* START EXTRACTED INFORMATION *
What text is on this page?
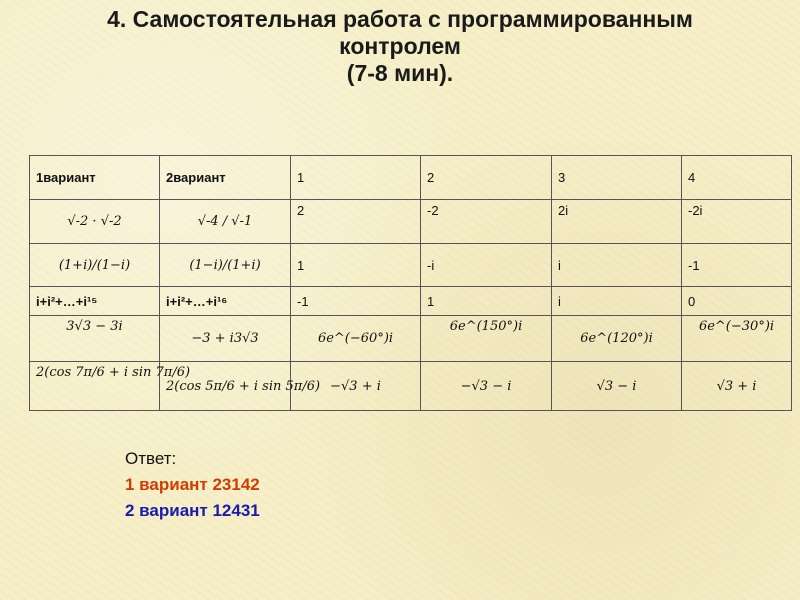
4. Самостоятельная работа с программированным
контролем
(7-8 мин).
1вариант	2вариант	1	2	3	4
√-2 · √-2	√-4 / √-1	2	-2	2i	-2i
(1+i)/(1−i)	(1−i)/(1+i)	1	-i	i	-1
i+i²+…+i¹⁵	i+i²+…+i¹⁶	-1	1	i	0
3√3 − 3i	−3 + i3√3	6e^(−60°)i	6e^(150°)i	6e^(120°)i	6e^(−30°)i
2(cos 7π/6 + i sin 7π/6)	2(cos 5π/6 + i sin 5π/6)	−√3 + i	−√3 − i	√3 − i	√3 + i
Ответ:
1 вариант 23142
2 вариант 12431
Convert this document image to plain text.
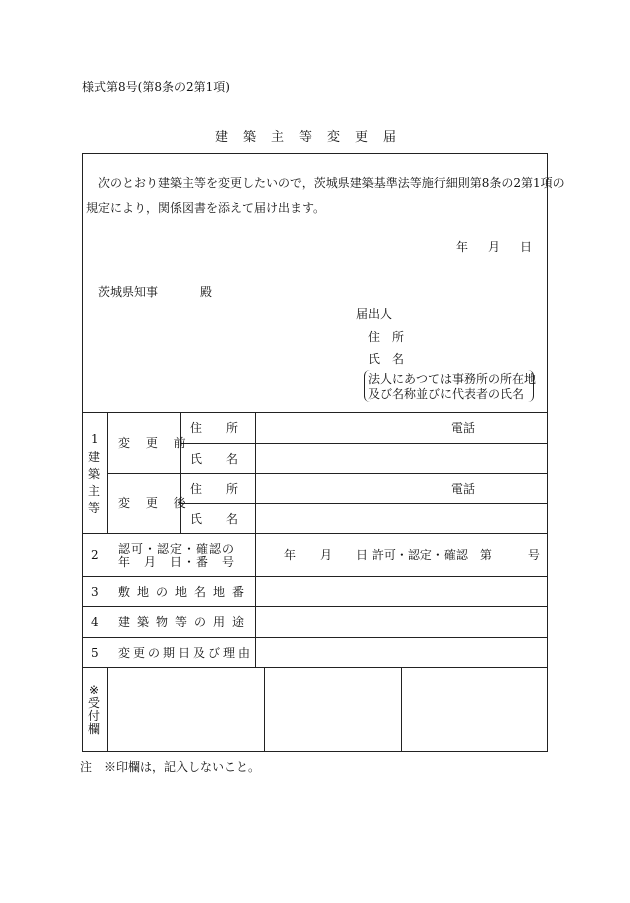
様式第8号(第8条の2第1項)
建築主等変更届
次のとおり建築主等を変更したいので，茨城県建築基準法等施行細則第8条の2第1項の
規定により，関係図書を添えて届け出ます。
年 月 日
茨城県知事	殿
届出人
住　所
氏　名
法人にあつては事務所の所在地
及び名称並びに代表者の氏名
1
建
築
主
等
変 更 前
変 更 後
住　　所
氏　　名
住　　所
氏　　名
電話
電話
2 認可・認定・確認の
年　月　日・番　号	年　　月　　日 許可・認定・確認　第　　　号
3 敷地の地名地番
4 建築物等の用途
5 変更の期日及び理由
※
受
付
欄
注　※印欄は，記入しないこと。
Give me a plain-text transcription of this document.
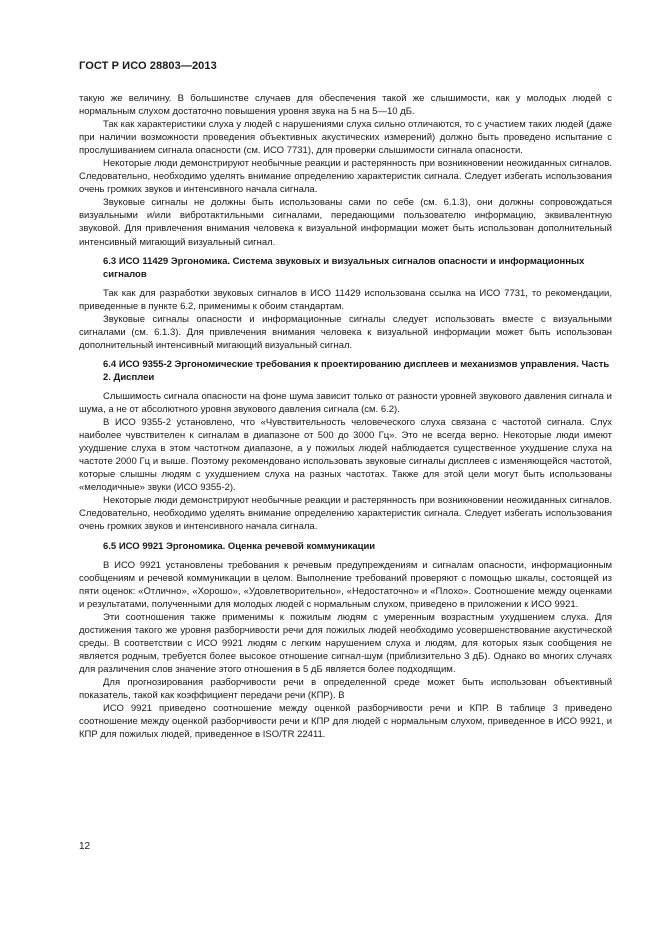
ГОСТ Р ИСО 28803—2013

такую же величину. В большинстве случаев для обеспечения такой же слышимости, как у молодых людей с нормальным слухом достаточно повышения уровня звука на 5 на 5—10 дБ.

Так как характеристики слуха у людей с нарушениями слуха сильно отличаются, то с участием таких людей (даже при наличии возможности проведения объективных акустических измерений) должно быть проведено испытание с прослушиванием сигнала опасности (см. ИСО 7731), для проверки слышимости сигнала опасности.

Некоторые люди демонстрируют необычные реакции и растерянность при возникновении неожиданных сигналов. Следовательно, необходимо уделять внимание определению характеристик сигнала. Следует избегать использования очень громких звуков и интенсивного начала сигнала.

Звуковые сигналы не должны быть использованы сами по себе (см. 6.1.3), они должны сопровождаться визуальными и/или вибротактильными сигналами, передающими пользователю информацию, эквивалентную звуковой. Для привлечения внимания человека к визуальной информации может быть использован дополнительный интенсивный мигающий визуальный сигнал.

6.3 ИСО 11429 Эргономика. Система звуковых и визуальных сигналов опасности и информационных сигналов

Так как для разработки звуковых сигналов в ИСО 11429 использована ссылка на ИСО 7731, то рекомендации, приведенные в пункте 6.2, применимы к обоим стандартам.

Звуковые сигналы опасности и информационные сигналы следует использовать вместе с визуальными сигналами (см. 6.1.3). Для привлечения внимания человека к визуальной информации может быть использован дополнительный интенсивный мигающий визуальный сигнал.

6.4 ИСО 9355-2 Эргономические требования к проектированию дисплеев и механизмов управления. Часть 2. Дисплеи

Слышимость сигнала опасности на фоне шума зависит только от разности уровней звукового давления сигнала и шума, а не от абсолютного уровня звукового давления сигнала (см. 6.2).

В ИСО 9355-2 установлено, что «Чувствительность человеческого слуха связана с частотой сигнала. Слух наиболее чувствителен к сигналам в диапазоне от 500 до 3000 Гц». Это не всегда верно. Некоторые люди имеют ухудшение слуха в этом частотном диапазоне, а у пожилых людей наблюдается существенное ухудшение слуха на частоте 2000 Гц и выше. Поэтому рекомендовано использовать звуковые сигналы дисплеев с изменяющейся частотой, которые слышны людям с ухудшением слуха на разных частотах. Также для этой цели могут быть использованы «мелодичные» звуки (ИСО 9355-2).

Некоторые люди демонстрируют необычные реакции и растерянность при возникновении неожиданных сигналов. Следовательно, необходимо уделять внимание определению характеристик сигнала. Следует избегать использования очень громких звуков и интенсивного начала сигнала.

6.5 ИСО 9921 Эргономика. Оценка речевой коммуникации

В ИСО 9921 установлены требования к речевым предупреждениям и сигналам опасности, информационным сообщениям и речевой коммуникации в целом. Выполнение требований проверяют с помощью шкалы, состоящей из пяти оценок: «Отлично», «Хорошо», «Удовлетворительно», «Недостаточно» и «Плохо». Соотношение между оценками и результатами, полученными для молодых людей с нормальным слухом, приведено в приложении к ИСО 9921.

Эти соотношения также применимы к пожилым людям с умеренным возрастным ухудшением слуха. Для достижения такого же уровня разборчивости речи для пожилых людей необходимо усовершенствование акустической среды. В соответствии с ИСО 9921 людям с легким нарушением слуха и людям, для которых язык сообщения не является родным, требуется более высокое отношение сигнал-шум (приблизительно 3 дБ). Однако во многих случаях для различения слов значение этого отношения в 5 дБ является более подходящим.

Для прогнозирования разборчивости речи в определенной среде может быть использован объективный показатель, такой как коэффициент передачи речи (КПР). В

ИСО 9921 приведено соотношение между оценкой разборчивости речи и КПР. В таблице 3 приведено соотношение между оценкой разборчивости речи и КПР для людей с нормальным слухом, приведенное в ИСО 9921, и КПР для пожилых людей, приведенное в ISO/TR 22411.

12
* END EXTRACTED INFORMATION *
_TASK REQUIREMENTS:_
Tally the lines above containing "между". Answer with the count only.

_FINISHED TASK:_
2